▶ **Problem details**
Check every line of the entries that follow, and copy the ones containing "this".

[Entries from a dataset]
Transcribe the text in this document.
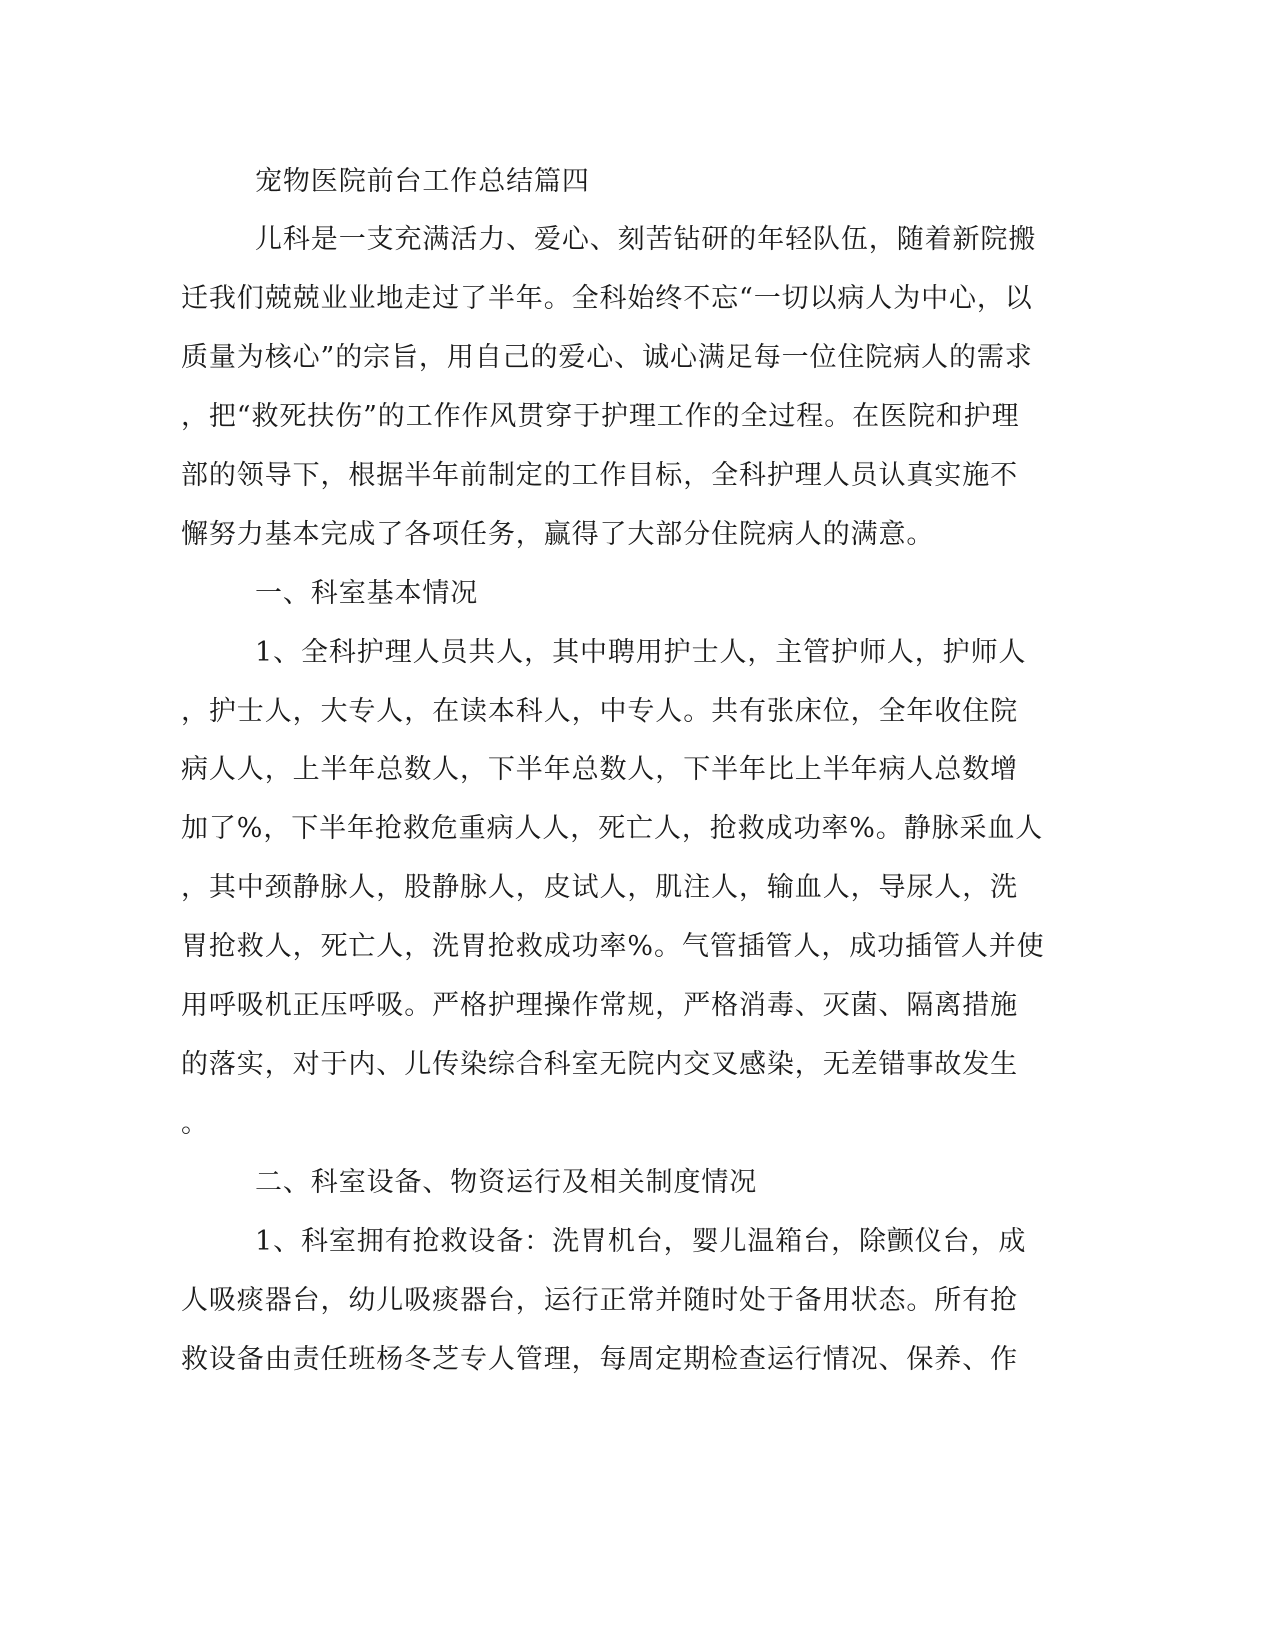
宠物医院前台工作总结篇四
儿科是一支充满活力、爱心、刻苦钻研的年轻队伍，随着新院搬
迁我们兢兢业业地走过了半年。全科始终不忘“一切以病人为中心，以
质量为核心”的宗旨，用自己的爱心、诚心满足每一位住院病人的需求
，把“救死扶伤”的工作作风贯穿于护理工作的全过程。在医院和护理
部的领导下，根据半年前制定的工作目标，全科护理人员认真实施不
懈努力基本完成了各项任务，赢得了大部分住院病人的满意。
一、科室基本情况
1、全科护理人员共人，其中聘用护士人，主管护师人，护师人
，护士人，大专人，在读本科人，中专人。共有张床位，全年收住院
病人人，上半年总数人，下半年总数人，下半年比上半年病人总数增
加了%，下半年抢救危重病人人，死亡人，抢救成功率%。静脉采血人
，其中颈静脉人，股静脉人，皮试人，肌注人，输血人，导尿人，洗
胃抢救人，死亡人，洗胃抢救成功率%。气管插管人，成功插管人并使
用呼吸机正压呼吸。严格护理操作常规，严格消毒、灭菌、隔离措施
的落实，对于内、儿传染综合科室无院内交叉感染，无差错事故发生
。
二、科室设备、物资运行及相关制度情况
1、科室拥有抢救设备：洗胃机台，婴儿温箱台，除颤仪台，成
人吸痰器台，幼儿吸痰器台，运行正常并随时处于备用状态。所有抢
救设备由责任班杨冬芝专人管理，每周定期检查运行情况、保养、作
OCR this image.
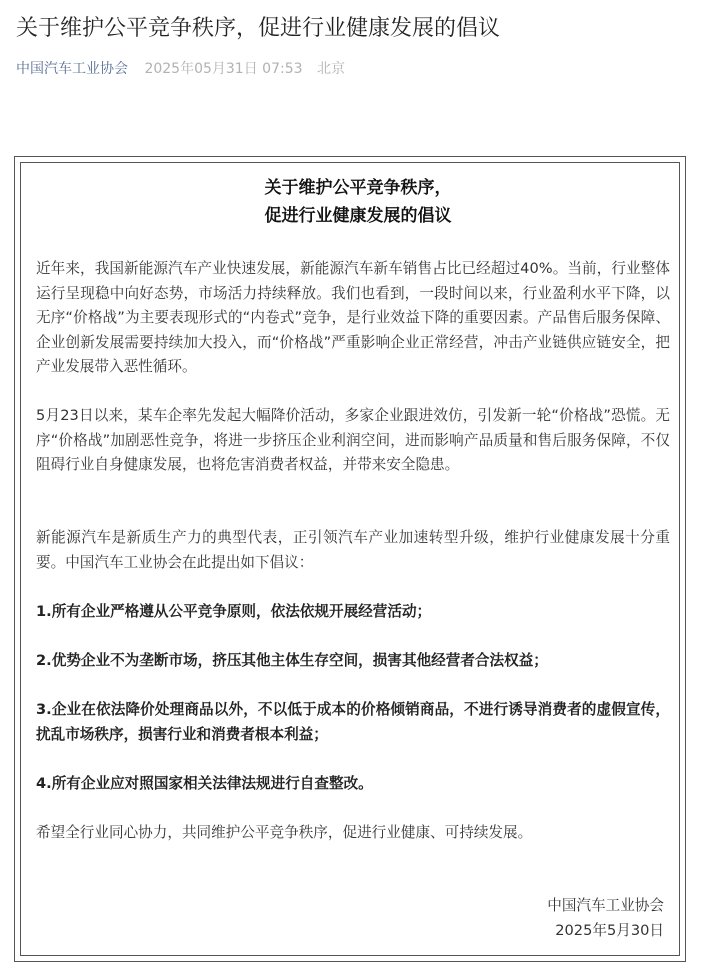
关于维护公平竞争秩序，促进行业健康发展的倡议
中国汽车工业协会 2025年05月31日 07:53 北京
关于维护公平竞争秩序，
促进行业健康发展的倡议

近年来，我国新能源汽车产业快速发展，新能源汽车新车销售占比已经超过40%。当前，行业整体运行呈现稳中向好态势，市场活力持续释放。我们也看到，一段时间以来，行业盈利水平下降，以无序“价格战”为主要表现形式的“内卷式”竞争，是行业效益下降的重要因素。产品售后服务保障、企业创新发展需要持续加大投入，而“价格战”严重影响企业正常经营，冲击产业链供应链安全，把产业发展带入恶性循环。

5月23日以来，某车企率先发起大幅降价活动，多家企业跟进效仿，引发新一轮“价格战”恐慌。无序“价格战”加剧恶性竞争，将进一步挤压企业利润空间，进而影响产品质量和售后服务保障，不仅阻碍行业自身健康发展，也将危害消费者权益，并带来安全隐患。

新能源汽车是新质生产力的典型代表，正引领汽车产业加速转型升级，维护行业健康发展十分重要。中国汽车工业协会在此提出如下倡议：

1.所有企业严格遵从公平竞争原则，依法依规开展经营活动；

2.优势企业不为垄断市场，挤压其他主体生存空间，损害其他经营者合法权益；

3.企业在依法降价处理商品以外，不以低于成本的价格倾销商品，不进行诱导消费者的虚假宣传，扰乱市场秩序，损害行业和消费者根本利益；

4.所有企业应对照国家相关法律法规进行自查整改。

希望全行业同心协力，共同维护公平竞争秩序，促进行业健康、可持续发展。

中国汽车工业协会
2025年5月30日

▶ **Result**
Transcribe the text in this document.
OCR this image.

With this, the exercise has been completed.